Rows from a figure dataset:
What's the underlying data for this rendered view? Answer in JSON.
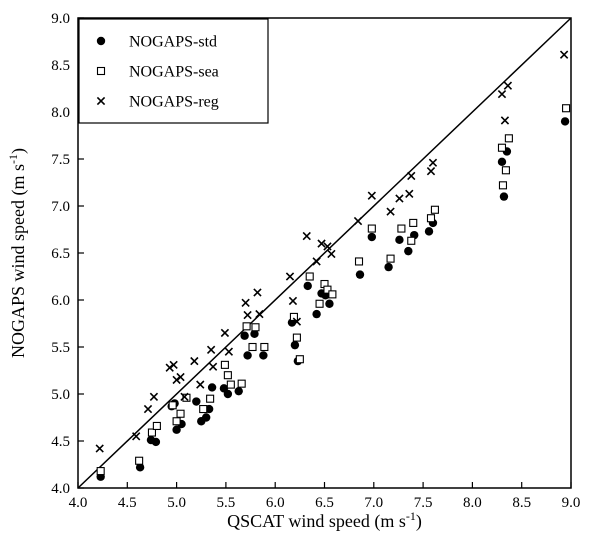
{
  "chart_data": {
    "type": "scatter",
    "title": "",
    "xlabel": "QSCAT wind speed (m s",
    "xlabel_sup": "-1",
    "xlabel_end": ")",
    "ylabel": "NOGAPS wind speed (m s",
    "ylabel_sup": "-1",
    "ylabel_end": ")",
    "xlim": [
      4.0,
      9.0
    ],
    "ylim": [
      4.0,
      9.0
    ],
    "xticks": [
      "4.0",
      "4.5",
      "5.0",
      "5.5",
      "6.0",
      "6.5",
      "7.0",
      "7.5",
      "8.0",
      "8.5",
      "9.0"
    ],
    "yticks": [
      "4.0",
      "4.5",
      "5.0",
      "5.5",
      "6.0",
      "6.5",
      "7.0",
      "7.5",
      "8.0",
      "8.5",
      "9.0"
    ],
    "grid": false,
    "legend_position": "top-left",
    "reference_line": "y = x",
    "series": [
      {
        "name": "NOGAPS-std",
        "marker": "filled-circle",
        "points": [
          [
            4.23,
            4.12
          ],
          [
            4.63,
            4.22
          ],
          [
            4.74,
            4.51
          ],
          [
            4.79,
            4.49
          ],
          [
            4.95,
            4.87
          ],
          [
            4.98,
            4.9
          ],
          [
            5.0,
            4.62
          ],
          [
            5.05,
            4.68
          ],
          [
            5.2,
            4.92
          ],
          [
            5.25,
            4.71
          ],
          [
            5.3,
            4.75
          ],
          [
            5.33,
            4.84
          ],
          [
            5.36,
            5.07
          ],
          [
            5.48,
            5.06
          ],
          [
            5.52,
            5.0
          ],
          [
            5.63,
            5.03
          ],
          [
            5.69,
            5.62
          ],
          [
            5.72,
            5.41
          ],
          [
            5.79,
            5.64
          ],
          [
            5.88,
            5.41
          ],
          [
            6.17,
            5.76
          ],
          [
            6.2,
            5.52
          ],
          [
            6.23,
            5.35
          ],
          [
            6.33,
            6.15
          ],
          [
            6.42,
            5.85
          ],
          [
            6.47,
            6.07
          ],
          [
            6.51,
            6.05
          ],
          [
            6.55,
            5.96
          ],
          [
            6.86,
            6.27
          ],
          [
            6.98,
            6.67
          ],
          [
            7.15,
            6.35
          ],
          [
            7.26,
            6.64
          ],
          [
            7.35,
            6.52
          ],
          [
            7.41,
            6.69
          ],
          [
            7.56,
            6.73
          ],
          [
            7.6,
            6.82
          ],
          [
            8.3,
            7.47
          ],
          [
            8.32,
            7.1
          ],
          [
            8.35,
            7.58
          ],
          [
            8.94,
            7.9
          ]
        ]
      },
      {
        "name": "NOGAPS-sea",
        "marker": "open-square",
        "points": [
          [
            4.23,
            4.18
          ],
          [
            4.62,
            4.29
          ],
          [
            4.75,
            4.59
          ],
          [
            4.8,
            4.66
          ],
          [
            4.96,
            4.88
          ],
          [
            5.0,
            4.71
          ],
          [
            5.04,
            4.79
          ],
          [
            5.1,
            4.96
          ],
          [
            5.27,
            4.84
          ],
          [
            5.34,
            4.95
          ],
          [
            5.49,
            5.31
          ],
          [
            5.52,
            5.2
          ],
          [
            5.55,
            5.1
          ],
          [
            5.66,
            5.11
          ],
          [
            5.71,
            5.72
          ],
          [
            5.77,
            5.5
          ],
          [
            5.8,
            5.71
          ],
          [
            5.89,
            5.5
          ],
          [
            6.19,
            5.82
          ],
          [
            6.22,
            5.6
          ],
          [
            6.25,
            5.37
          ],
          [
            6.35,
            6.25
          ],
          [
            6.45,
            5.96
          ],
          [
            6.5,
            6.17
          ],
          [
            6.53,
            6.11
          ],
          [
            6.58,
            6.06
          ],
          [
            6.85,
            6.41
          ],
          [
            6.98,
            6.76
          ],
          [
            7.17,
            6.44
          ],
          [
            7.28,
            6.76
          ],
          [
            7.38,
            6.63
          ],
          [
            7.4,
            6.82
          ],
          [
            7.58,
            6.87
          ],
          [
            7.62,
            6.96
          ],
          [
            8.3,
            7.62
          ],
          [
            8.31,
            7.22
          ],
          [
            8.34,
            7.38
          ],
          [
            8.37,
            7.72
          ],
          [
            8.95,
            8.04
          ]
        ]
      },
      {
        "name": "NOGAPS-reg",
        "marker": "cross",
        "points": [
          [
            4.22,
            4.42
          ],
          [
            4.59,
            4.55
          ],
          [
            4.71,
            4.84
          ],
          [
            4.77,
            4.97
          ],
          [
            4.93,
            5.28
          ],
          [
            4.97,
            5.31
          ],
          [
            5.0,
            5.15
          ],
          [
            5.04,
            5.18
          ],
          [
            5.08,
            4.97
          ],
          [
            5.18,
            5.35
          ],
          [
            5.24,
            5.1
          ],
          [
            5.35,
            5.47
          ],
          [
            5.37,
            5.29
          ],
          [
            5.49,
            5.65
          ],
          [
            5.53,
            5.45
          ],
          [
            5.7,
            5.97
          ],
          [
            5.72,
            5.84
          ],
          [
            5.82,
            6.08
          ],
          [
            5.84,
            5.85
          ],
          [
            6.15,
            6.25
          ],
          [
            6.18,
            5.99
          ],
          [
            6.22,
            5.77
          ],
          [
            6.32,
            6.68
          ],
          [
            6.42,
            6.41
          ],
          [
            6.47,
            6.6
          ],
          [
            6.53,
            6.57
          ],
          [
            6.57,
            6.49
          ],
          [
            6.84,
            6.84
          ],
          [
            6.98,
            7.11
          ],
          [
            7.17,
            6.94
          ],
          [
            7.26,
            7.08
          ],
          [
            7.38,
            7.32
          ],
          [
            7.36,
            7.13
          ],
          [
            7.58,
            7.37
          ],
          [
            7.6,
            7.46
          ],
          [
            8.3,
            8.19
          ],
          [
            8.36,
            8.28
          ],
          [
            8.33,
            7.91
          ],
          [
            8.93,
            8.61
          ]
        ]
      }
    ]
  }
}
==
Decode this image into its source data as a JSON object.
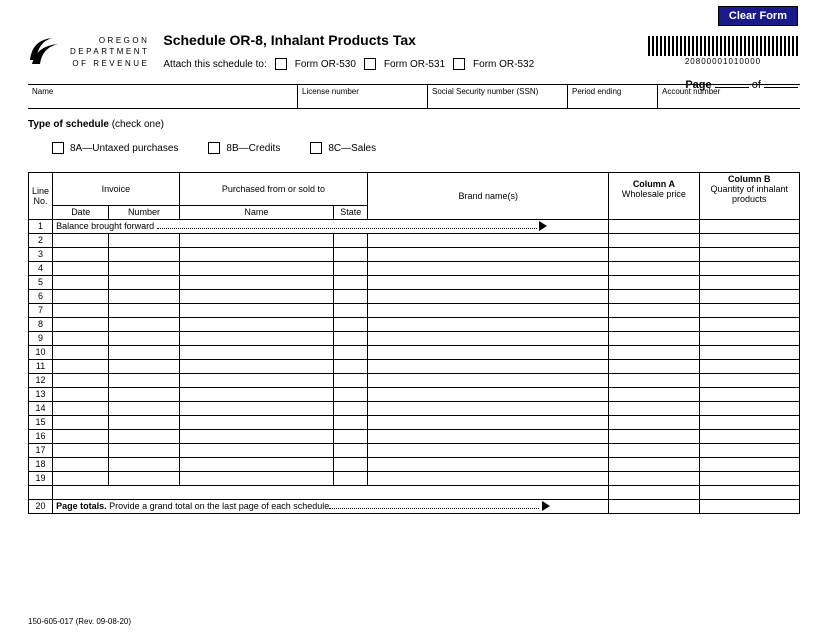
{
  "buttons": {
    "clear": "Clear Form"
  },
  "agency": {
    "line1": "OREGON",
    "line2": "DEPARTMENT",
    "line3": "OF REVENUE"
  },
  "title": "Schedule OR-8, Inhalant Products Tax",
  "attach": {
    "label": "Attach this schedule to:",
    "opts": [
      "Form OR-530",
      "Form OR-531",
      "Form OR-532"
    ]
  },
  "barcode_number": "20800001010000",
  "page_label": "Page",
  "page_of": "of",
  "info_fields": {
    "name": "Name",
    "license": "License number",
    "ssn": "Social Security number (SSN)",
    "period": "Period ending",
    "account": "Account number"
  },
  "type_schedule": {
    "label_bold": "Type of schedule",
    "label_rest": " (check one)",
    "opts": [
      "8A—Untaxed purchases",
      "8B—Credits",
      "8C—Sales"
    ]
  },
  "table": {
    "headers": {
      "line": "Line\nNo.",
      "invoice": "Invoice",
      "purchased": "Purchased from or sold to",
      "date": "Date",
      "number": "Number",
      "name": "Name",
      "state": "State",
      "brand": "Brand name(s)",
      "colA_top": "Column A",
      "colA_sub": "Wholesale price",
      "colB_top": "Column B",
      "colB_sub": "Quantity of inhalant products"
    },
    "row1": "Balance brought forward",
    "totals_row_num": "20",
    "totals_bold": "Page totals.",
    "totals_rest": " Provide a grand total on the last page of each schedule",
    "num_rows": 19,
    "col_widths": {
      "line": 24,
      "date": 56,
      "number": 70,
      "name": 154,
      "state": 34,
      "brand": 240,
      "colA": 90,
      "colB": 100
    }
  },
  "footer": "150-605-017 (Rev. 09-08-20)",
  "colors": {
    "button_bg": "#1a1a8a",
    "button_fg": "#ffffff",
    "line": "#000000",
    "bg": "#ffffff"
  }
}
...
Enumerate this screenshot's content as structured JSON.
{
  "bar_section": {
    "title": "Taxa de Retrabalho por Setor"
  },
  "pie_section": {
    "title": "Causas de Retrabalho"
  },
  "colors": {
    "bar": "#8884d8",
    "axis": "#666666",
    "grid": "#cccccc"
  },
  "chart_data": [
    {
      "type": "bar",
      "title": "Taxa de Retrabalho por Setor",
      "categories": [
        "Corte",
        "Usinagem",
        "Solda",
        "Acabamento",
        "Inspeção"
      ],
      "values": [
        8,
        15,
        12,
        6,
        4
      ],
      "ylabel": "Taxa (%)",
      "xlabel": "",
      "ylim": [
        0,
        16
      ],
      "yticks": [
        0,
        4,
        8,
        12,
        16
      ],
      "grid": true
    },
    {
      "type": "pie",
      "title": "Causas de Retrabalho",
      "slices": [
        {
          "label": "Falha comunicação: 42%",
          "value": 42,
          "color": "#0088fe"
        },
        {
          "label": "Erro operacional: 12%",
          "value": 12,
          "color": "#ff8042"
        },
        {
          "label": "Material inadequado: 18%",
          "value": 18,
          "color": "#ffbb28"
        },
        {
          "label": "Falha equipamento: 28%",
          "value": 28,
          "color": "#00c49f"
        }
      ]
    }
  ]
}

What you need to do: Copy every line above that holds the word "speed".

Written answer:
    "xlabel": "QSCAT wind speed (m s",
    "ylabel": "NOGAPS wind speed (m s",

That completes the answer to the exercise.